_What is expected_
Leave out the images; return the rest of the data exactly.
──────────
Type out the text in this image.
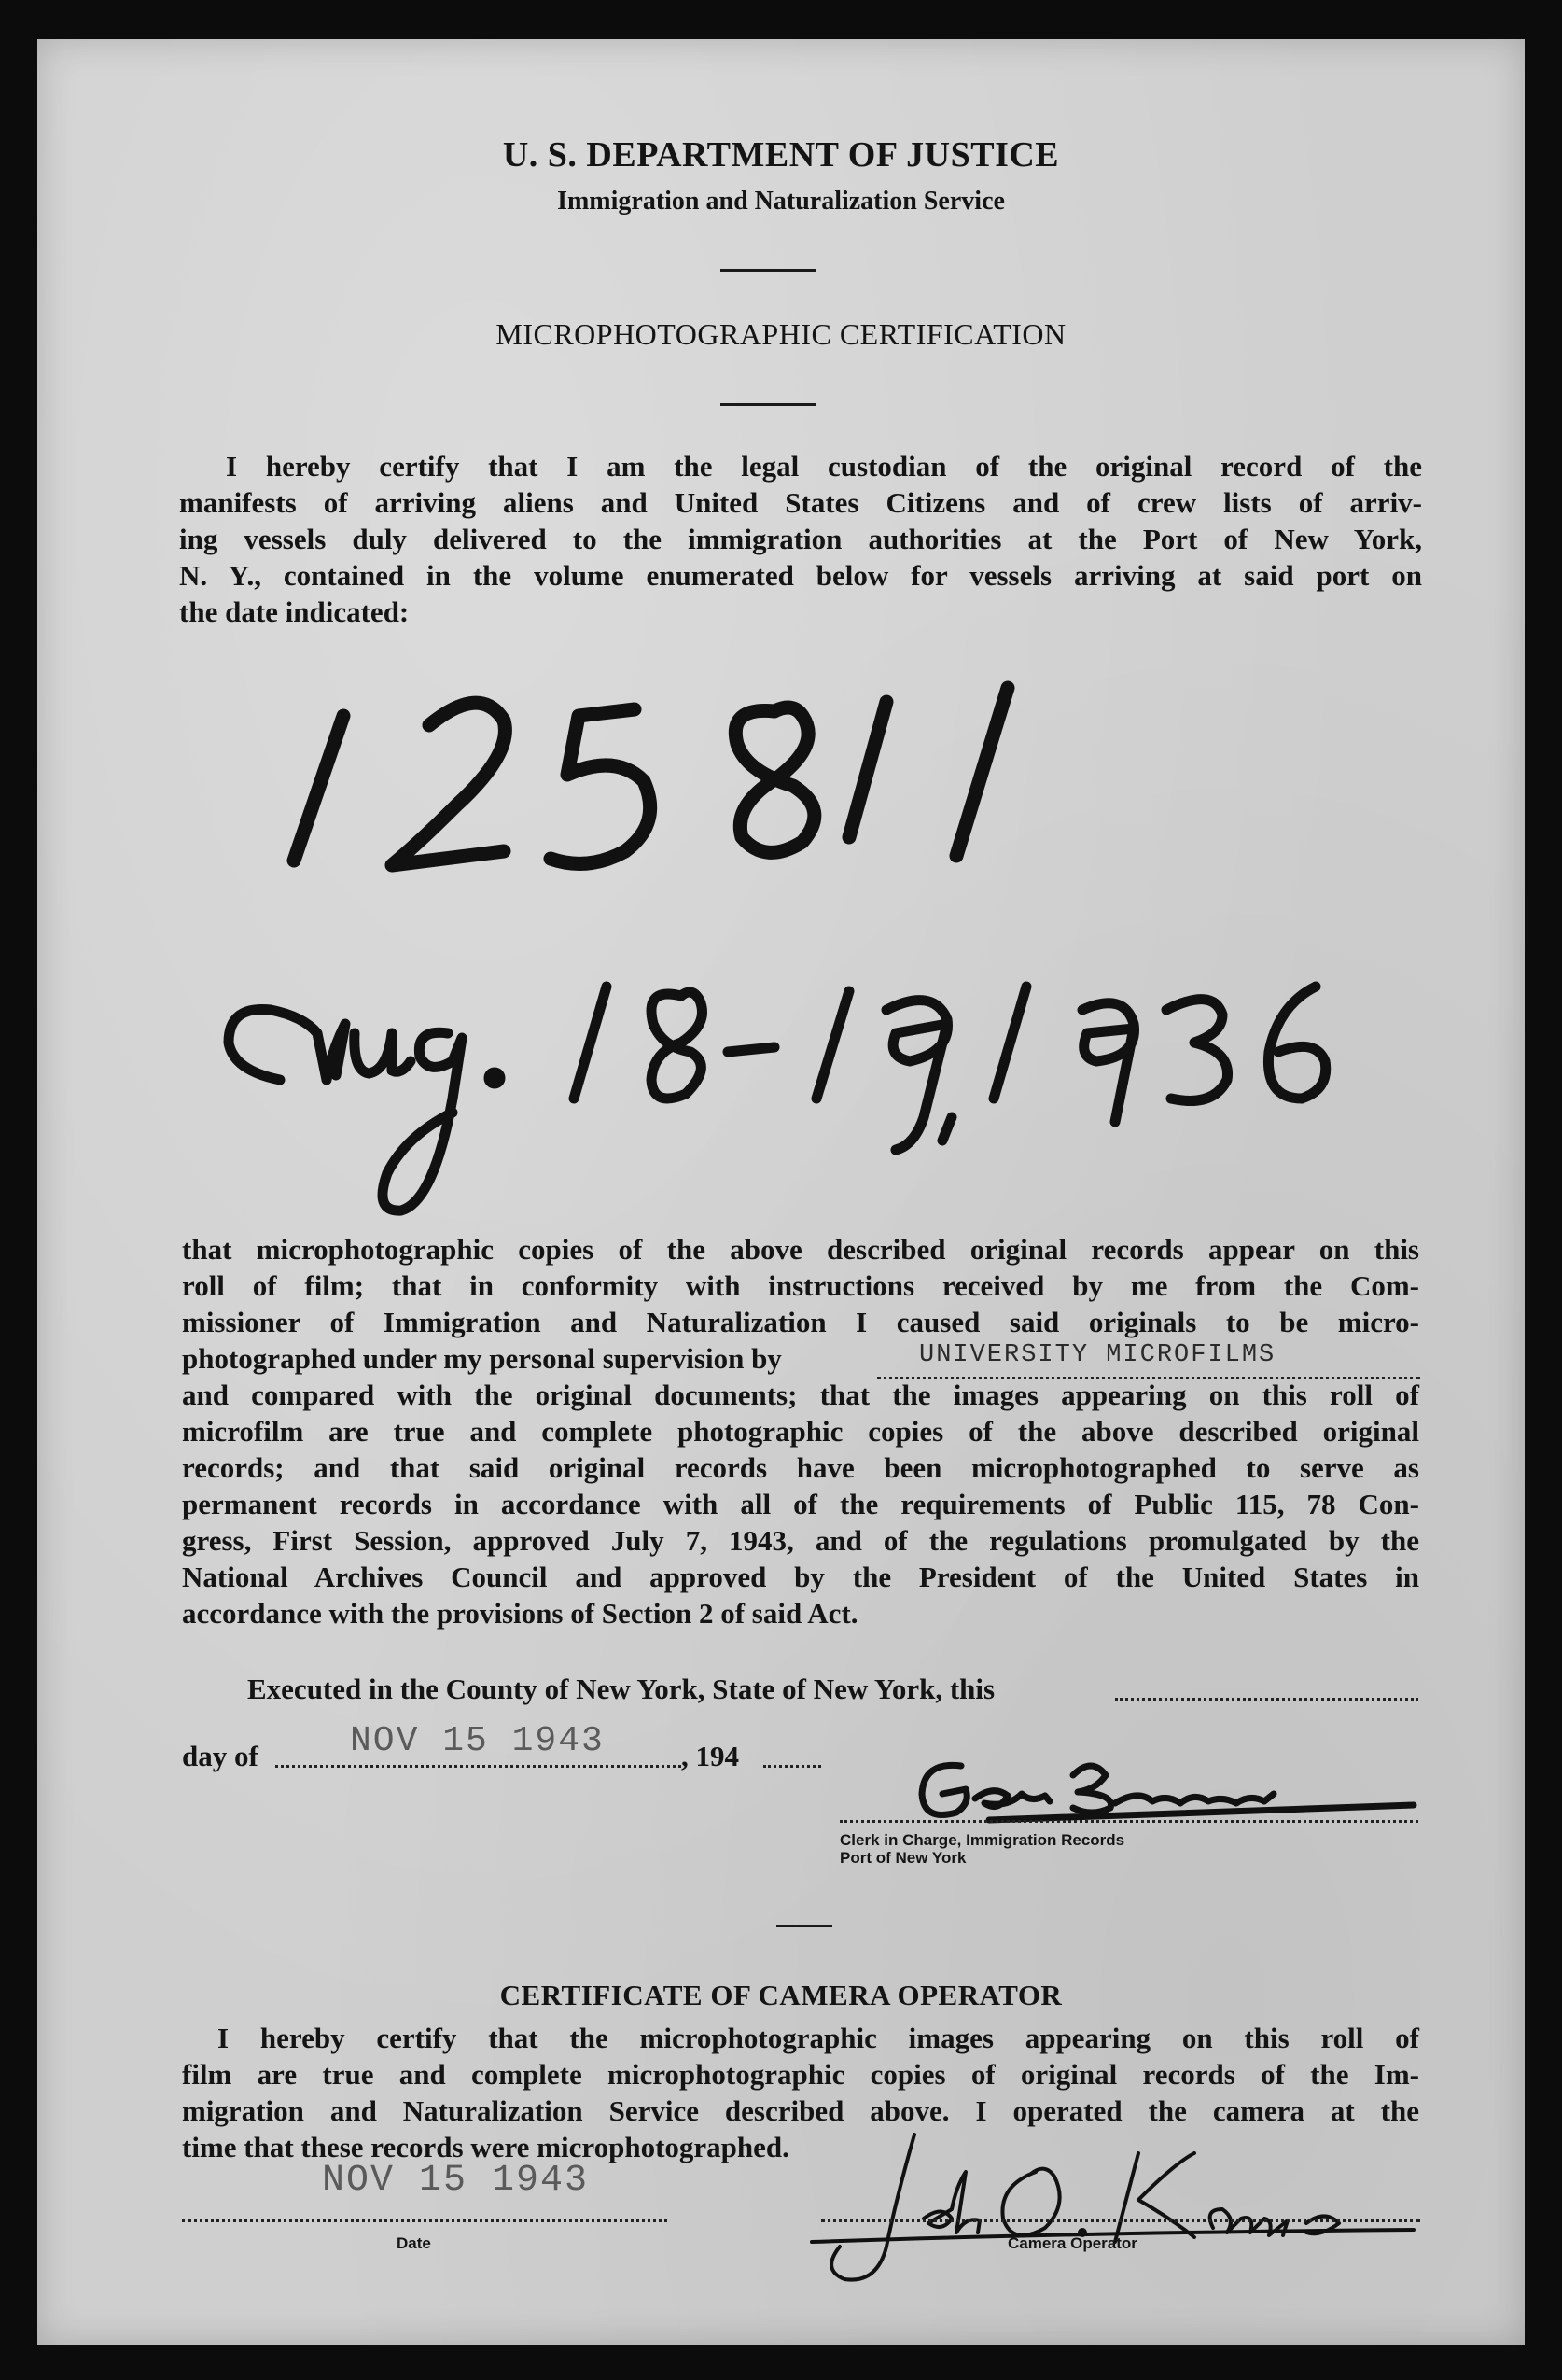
U. S. DEPARTMENT OF JUSTICE
Immigration and Naturalization Service
MICROPHOTOGRAPHIC CERTIFICATION
I hereby certify that I am the legal custodian of the original record of the
manifests of arriving aliens and United States Citizens and of crew lists of arriv-
ing vessels duly delivered to the immigration authorities at the Port of New York,
N. Y., contained in the volume enumerated below for vessels arriving at said port on
the date indicated:
that microphotographic copies of the above described original records appear on this
roll of film; that in conformity with instructions received by me from the Com-
missioner of Immigration and Naturalization I caused said originals to be micro-
photographed under my personal supervision by
and compared with the original documents; that the images appearing on this roll of
microfilm are true and complete photographic copies of the above described original
records; and that said original records have been microphotographed to serve as
permanent records in accordance with all of the requirements of Public 115, 78 Con-
gress, First Session, approved July 7, 1943, and of the regulations promulgated by the
National Archives Council and approved by the President of the United States in
accordance with the provisions of Section 2 of said Act.
UNIVERSITY MICROFILMS
Executed in the County of New York, State of New York, this
day of	NOV 15 1943	, 194
Clerk in Charge, Immigration Records
Port of New York
CERTIFICATE OF CAMERA OPERATOR
I hereby certify that the microphotographic images appearing on this roll of
film are true and complete microphotographic copies of original records of the Im-
migration and Naturalization Service described above. I operated the camera at the
time that these records were microphotographed.
NOV 15 1943
Date	Camera Operator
──────────
_Solution to this exercise_
Type out the text in this image.
U. S. DEPARTMENT OF JUSTICE
Immigration and Naturalization Service
MICROPHOTOGRAPHIC CERTIFICATION
I hereby certify that I am the legal custodian of the original record of the
manifests of arriving aliens and United States Citizens and of crew lists of arriv-
ing vessels duly delivered to the immigration authorities at the Port of New York,
N. Y., contained in the volume enumerated below for vessels arriving at said port on
the date indicated:
that microphotographic copies of the above described original records appear on this
roll of film; that in conformity with instructions received by me from the Com-
missioner of Immigration and Naturalization I caused said originals to be micro-
photographed under my personal supervision by
and compared with the original documents; that the images appearing on this roll of
microfilm are true and complete photographic copies of the above described original
records; and that said original records have been microphotographed to serve as
permanent records in accordance with all of the requirements of Public 115, 78 Con-
gress, First Session, approved July 7, 1943, and of the regulations promulgated by the
National Archives Council and approved by the President of the United States in
accordance with the provisions of Section 2 of said Act.
UNIVERSITY MICROFILMS
Executed in the County of New York, State of New York, this
day of	NOV 15 1943	, 194
Clerk in Charge, Immigration Records
Port of New York
CERTIFICATE OF CAMERA OPERATOR
I hereby certify that the microphotographic images appearing on this roll of
film are true and complete microphotographic copies of original records of the Im-
migration and Naturalization Service described above. I operated the camera at the
time that these records were microphotographed.
NOV 15 1943
Date	Camera Operator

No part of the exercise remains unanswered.